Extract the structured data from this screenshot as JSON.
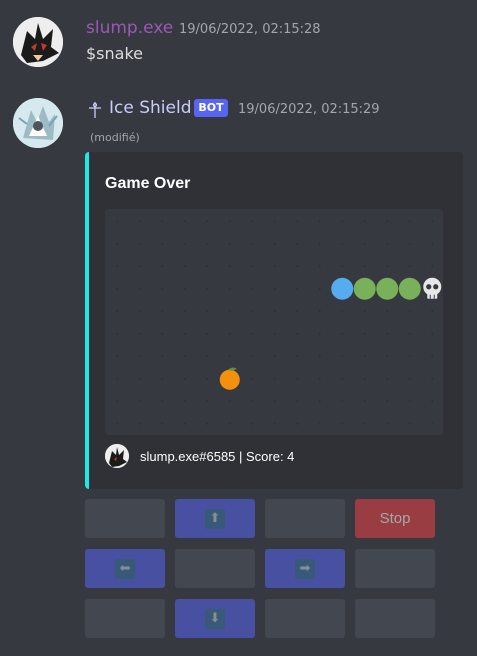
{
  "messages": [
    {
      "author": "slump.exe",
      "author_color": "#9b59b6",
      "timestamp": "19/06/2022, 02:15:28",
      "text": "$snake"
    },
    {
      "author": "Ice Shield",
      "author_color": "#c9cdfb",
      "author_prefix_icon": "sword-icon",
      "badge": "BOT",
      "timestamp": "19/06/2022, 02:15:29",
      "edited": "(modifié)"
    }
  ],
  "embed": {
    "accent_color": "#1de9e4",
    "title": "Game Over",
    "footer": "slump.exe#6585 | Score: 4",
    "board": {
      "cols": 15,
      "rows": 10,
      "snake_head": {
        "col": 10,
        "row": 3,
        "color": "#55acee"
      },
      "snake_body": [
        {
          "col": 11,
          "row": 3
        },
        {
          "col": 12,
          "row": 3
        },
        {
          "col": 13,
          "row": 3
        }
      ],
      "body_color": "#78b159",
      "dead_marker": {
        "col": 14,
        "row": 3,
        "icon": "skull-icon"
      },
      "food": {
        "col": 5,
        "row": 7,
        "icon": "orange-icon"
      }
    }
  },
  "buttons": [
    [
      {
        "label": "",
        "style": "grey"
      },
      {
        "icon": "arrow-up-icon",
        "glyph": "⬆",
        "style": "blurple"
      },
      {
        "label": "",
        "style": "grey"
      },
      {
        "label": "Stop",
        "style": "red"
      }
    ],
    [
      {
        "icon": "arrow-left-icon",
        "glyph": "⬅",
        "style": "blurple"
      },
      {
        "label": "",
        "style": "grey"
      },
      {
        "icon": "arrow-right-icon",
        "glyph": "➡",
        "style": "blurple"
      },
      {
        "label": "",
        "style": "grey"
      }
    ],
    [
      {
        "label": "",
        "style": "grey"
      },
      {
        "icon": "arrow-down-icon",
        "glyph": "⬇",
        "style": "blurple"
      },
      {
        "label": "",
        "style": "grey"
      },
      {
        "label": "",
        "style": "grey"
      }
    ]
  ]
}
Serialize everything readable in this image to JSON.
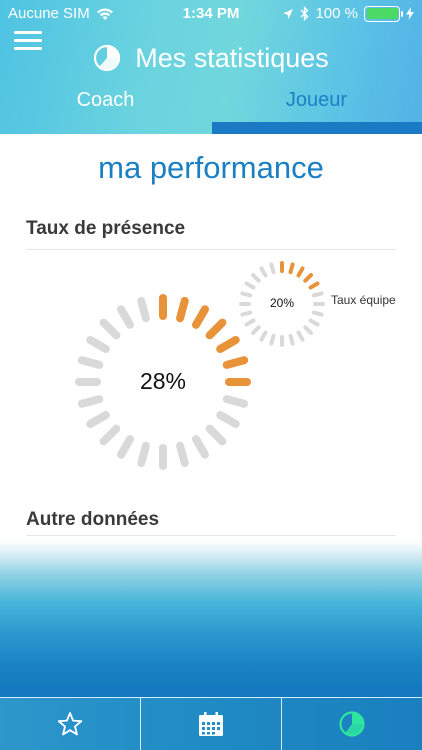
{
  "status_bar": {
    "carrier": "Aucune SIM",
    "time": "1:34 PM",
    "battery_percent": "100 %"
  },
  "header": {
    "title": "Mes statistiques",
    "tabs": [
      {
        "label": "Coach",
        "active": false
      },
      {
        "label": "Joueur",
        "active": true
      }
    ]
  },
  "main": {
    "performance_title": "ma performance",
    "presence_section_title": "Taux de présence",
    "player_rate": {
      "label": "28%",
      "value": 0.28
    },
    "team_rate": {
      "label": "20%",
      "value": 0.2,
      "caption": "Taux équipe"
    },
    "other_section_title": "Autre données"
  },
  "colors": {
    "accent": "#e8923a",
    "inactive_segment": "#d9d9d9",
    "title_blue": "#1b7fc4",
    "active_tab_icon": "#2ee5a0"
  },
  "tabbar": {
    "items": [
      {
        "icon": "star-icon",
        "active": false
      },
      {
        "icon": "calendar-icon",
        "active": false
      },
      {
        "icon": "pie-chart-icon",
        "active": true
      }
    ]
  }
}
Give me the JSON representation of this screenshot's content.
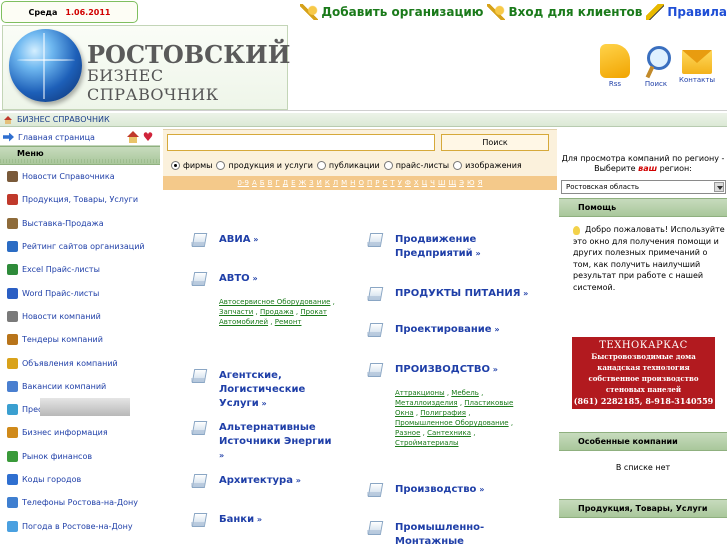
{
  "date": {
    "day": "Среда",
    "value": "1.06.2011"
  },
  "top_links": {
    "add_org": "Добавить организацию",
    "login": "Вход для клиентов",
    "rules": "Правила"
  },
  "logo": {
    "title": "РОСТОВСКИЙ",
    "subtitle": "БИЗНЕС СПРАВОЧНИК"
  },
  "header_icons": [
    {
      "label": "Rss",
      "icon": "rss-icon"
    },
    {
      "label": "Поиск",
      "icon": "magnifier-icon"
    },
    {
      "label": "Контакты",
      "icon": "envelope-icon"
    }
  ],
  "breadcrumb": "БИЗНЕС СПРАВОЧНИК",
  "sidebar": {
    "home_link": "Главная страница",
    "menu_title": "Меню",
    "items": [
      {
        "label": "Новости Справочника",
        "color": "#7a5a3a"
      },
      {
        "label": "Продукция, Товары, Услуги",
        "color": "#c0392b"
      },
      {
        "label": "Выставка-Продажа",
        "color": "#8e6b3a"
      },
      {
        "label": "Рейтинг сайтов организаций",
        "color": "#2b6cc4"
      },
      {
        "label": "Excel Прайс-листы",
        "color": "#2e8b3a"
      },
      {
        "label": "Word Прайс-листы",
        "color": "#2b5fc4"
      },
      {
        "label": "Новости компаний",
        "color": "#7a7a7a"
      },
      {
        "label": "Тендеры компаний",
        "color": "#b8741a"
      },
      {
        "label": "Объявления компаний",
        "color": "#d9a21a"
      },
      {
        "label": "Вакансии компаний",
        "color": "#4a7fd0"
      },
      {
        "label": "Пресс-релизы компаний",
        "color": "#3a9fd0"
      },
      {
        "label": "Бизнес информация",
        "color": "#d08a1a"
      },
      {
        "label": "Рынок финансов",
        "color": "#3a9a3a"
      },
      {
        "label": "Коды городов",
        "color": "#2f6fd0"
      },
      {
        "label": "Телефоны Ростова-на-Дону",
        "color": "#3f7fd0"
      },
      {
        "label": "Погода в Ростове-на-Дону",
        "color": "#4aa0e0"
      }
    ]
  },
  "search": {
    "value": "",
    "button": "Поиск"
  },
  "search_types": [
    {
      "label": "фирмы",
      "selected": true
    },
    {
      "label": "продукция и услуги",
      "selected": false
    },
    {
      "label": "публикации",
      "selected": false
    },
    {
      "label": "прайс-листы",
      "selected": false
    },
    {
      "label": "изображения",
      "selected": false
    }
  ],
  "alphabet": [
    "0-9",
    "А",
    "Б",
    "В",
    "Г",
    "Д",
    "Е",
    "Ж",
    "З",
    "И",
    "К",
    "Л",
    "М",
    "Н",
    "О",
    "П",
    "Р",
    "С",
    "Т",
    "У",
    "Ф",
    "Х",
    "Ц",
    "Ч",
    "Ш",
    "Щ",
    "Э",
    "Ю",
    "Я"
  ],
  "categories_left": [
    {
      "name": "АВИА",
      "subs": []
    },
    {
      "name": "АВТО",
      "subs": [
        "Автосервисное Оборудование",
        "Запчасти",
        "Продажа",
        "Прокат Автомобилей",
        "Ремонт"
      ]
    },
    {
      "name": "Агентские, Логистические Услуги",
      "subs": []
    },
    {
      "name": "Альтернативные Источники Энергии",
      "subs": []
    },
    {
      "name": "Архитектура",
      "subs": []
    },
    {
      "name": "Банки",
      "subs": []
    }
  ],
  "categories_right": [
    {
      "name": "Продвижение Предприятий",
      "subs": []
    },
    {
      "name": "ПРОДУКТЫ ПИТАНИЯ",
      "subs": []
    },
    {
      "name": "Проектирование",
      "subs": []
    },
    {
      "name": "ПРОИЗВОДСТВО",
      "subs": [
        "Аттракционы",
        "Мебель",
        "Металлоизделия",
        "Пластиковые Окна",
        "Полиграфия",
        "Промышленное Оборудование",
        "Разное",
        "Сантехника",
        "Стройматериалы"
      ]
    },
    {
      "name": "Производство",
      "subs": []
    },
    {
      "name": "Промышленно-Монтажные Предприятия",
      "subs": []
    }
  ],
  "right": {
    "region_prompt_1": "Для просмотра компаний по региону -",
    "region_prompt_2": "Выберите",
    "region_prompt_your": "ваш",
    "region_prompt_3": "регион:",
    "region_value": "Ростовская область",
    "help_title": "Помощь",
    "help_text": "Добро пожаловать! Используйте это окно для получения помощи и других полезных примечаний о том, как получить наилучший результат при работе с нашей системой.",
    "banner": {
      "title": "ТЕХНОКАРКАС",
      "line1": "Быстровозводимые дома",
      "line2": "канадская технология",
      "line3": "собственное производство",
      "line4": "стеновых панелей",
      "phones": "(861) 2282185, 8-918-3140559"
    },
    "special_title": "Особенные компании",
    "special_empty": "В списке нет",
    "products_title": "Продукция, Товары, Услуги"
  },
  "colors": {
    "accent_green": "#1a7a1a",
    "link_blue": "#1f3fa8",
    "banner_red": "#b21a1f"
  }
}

==

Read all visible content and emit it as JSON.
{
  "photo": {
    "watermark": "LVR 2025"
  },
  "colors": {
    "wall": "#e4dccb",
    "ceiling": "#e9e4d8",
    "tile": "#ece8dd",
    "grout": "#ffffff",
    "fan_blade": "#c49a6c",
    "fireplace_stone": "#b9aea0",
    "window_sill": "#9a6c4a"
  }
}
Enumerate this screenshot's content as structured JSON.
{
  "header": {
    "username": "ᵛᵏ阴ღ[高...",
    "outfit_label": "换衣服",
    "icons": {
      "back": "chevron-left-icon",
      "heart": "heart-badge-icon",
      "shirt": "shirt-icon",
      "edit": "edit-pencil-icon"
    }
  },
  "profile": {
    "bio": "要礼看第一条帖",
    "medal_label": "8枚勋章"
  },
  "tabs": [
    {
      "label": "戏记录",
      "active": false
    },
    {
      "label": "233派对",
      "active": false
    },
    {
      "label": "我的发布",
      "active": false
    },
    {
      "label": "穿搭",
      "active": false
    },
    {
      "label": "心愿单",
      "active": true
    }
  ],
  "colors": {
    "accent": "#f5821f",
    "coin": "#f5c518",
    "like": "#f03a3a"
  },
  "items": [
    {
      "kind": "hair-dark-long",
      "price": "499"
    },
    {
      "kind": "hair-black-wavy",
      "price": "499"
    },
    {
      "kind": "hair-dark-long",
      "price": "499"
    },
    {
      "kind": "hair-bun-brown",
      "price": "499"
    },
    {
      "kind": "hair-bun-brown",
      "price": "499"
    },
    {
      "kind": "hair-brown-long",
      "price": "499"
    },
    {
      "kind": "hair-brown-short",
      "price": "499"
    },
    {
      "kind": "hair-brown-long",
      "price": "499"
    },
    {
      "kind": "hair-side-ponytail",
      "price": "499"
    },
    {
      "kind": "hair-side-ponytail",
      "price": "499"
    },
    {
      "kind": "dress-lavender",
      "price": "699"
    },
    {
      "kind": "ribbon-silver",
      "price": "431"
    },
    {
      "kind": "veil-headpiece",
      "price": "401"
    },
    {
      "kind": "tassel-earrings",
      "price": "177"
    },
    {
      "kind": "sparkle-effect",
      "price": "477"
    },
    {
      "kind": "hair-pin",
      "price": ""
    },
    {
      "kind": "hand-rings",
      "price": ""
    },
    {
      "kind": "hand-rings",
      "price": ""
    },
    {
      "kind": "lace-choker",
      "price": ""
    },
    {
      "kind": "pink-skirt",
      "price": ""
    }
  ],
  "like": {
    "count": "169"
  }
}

:: Work to complete ::
Go through the records line by line and count those containing the string "Дону". Give only the total.

:: Finished answer ::
2